Problem to solve → Of the lines in the entries, how many hold the word "icon"? Give that number alone.

-- Begin --

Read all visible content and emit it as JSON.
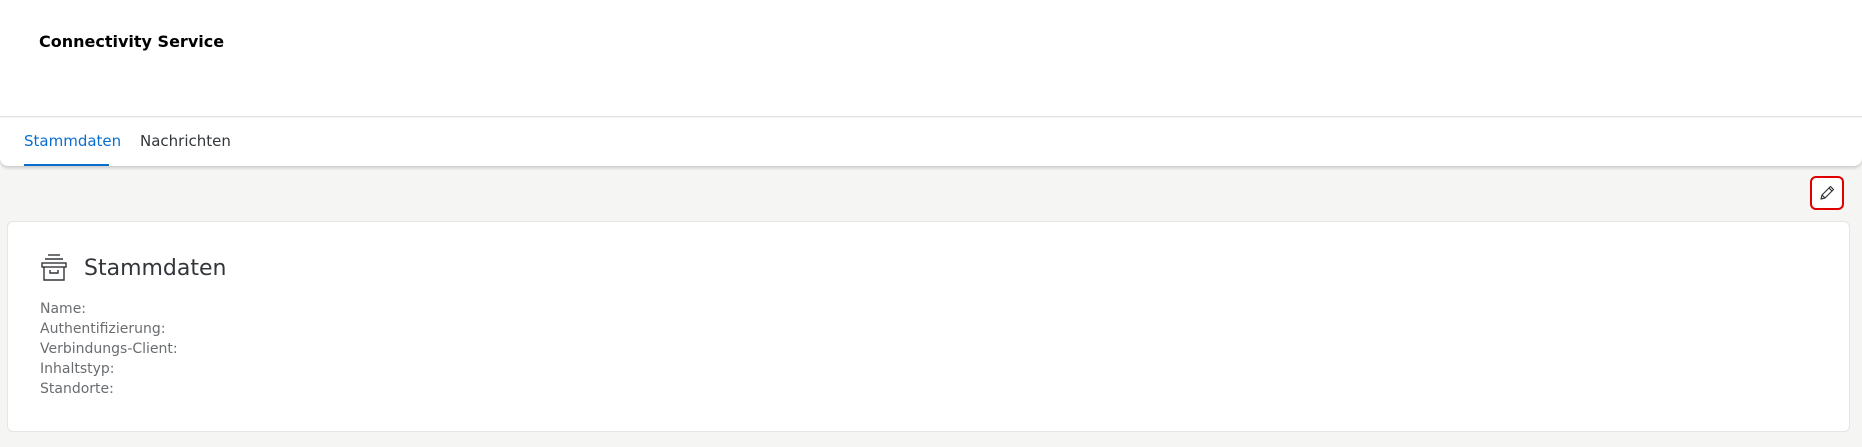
{
  "header": {
    "title": "Connectivity Service"
  },
  "tabs": [
    {
      "label": "Stammdaten",
      "active": true
    },
    {
      "label": "Nachrichten",
      "active": false
    }
  ],
  "toolbar": {
    "edit_icon": "pencil-icon"
  },
  "card": {
    "icon": "archive-box-icon",
    "title": "Stammdaten",
    "fields": [
      {
        "label": "Name:",
        "value": ""
      },
      {
        "label": "Authentifizierung:",
        "value": ""
      },
      {
        "label": "Verbindungs-Client:",
        "value": ""
      },
      {
        "label": "Inhaltstyp:",
        "value": ""
      },
      {
        "label": "Standorte:",
        "value": ""
      }
    ]
  },
  "colors": {
    "accent": "#0a6ed1",
    "highlight_border": "#e00000",
    "background": "#f5f5f4"
  }
}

-- End --

Task response → 2